## Written task:
Take the listing and print it in full, exactly as given.

--- Start ---

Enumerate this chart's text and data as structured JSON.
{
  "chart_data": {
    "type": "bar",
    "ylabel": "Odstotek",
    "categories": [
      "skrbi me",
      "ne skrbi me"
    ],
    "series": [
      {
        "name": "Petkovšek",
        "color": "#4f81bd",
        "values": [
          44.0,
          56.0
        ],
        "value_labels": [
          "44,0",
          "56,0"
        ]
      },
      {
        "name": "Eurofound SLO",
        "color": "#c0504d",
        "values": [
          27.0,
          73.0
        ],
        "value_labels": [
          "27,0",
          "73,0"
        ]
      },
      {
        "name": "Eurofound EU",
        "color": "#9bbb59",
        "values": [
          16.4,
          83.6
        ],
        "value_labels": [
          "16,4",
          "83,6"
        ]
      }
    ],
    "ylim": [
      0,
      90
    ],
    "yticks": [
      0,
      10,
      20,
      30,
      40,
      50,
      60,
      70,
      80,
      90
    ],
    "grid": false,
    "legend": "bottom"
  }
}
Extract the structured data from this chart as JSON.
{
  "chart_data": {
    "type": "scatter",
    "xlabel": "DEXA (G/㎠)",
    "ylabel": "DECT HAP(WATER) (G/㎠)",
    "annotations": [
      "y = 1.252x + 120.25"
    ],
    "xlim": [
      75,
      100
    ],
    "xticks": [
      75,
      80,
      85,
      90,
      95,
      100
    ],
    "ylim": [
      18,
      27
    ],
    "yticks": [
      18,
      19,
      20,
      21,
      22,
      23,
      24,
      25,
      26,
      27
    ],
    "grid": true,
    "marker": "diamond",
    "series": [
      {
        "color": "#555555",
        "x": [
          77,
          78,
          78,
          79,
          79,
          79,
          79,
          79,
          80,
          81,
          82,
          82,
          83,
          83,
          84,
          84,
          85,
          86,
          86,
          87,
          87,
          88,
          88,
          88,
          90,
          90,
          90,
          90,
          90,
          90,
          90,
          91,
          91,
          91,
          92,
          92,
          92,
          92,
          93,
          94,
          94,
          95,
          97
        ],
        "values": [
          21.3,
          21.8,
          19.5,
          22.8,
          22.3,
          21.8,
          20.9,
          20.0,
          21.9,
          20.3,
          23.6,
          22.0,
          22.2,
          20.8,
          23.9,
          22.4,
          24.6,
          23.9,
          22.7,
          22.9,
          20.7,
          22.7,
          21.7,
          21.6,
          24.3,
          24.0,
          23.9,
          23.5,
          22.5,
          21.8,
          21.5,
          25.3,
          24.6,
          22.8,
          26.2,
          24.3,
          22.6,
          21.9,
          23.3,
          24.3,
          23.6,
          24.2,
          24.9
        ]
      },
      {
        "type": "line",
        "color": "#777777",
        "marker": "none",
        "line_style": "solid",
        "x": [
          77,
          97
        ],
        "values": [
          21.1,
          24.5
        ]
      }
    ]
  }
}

--- End ---

## Answer to the exercise:
Enumerate this chart's text and data as structured JSON.
{
  "chart_data": {
    "type": "bar",
    "ylabel": "Odstotek",
    "categories": [
      "skrbi me",
      "ne skrbi me"
    ],
    "series": [
      {
        "name": "Petkovšek",
        "color": "#4f81bd",
        "values": [
          44.0,
          56.0
        ],
        "value_labels": [
          "44,0",
          "56,0"
        ]
      },
      {
        "name": "Eurofound SLO",
        "color": "#c0504d",
        "values": [
          27.0,
          73.0
        ],
        "value_labels": [
          "27,0",
          "73,0"
        ]
      },
      {
        "name": "Eurofound EU",
        "color": "#9bbb59",
        "values": [
          16.4,
          83.6
        ],
        "value_labels": [
          "16,4",
          "83,6"
        ]
      }
    ],
    "ylim": [
      0,
      90
    ],
    "yticks": [
      0,
      10,
      20,
      30,
      40,
      50,
      60,
      70,
      80,
      90
    ],
    "grid": false,
    "legend": "bottom"
  }
}
Extract the structured data from this chart as JSON.
{
  "chart_data": {
    "type": "scatter",
    "xlabel": "DEXA (G/㎠)",
    "ylabel": "DECT HAP(WATER) (G/㎠)",
    "annotations": [
      "y = 1.252x + 120.25"
    ],
    "xlim": [
      75,
      100
    ],
    "xticks": [
      75,
      80,
      85,
      90,
      95,
      100
    ],
    "ylim": [
      18,
      27
    ],
    "yticks": [
      18,
      19,
      20,
      21,
      22,
      23,
      24,
      25,
      26,
      27
    ],
    "grid": true,
    "marker": "diamond",
    "series": [
      {
        "color": "#555555",
        "x": [
          77,
          78,
          78,
          79,
          79,
          79,
          79,
          79,
          80,
          81,
          82,
          82,
          83,
          83,
          84,
          84,
          85,
          86,
          86,
          87,
          87,
          88,
          88,
          88,
          90,
          90,
          90,
          90,
          90,
          90,
          90,
          91,
          91,
          91,
          92,
          92,
          92,
          92,
          93,
          94,
          94,
          95,
          97
        ],
        "values": [
          21.3,
          21.8,
          19.5,
          22.8,
          22.3,
          21.8,
          20.9,
          20.0,
          21.9,
          20.3,
          23.6,
          22.0,
          22.2,
          20.8,
          23.9,
          22.4,
          24.6,
          23.9,
          22.7,
          22.9,
          20.7,
          22.7,
          21.7,
          21.6,
          24.3,
          24.0,
          23.9,
          23.5,
          22.5,
          21.8,
          21.5,
          25.3,
          24.6,
          22.8,
          26.2,
          24.3,
          22.6,
          21.9,
          23.3,
          24.3,
          23.6,
          24.2,
          24.9
        ]
      },
      {
        "type": "line",
        "color": "#777777",
        "marker": "none",
        "line_style": "solid",
        "x": [
          77,
          97
        ],
        "values": [
          21.1,
          24.5
        ]
      }
    ]
  }
}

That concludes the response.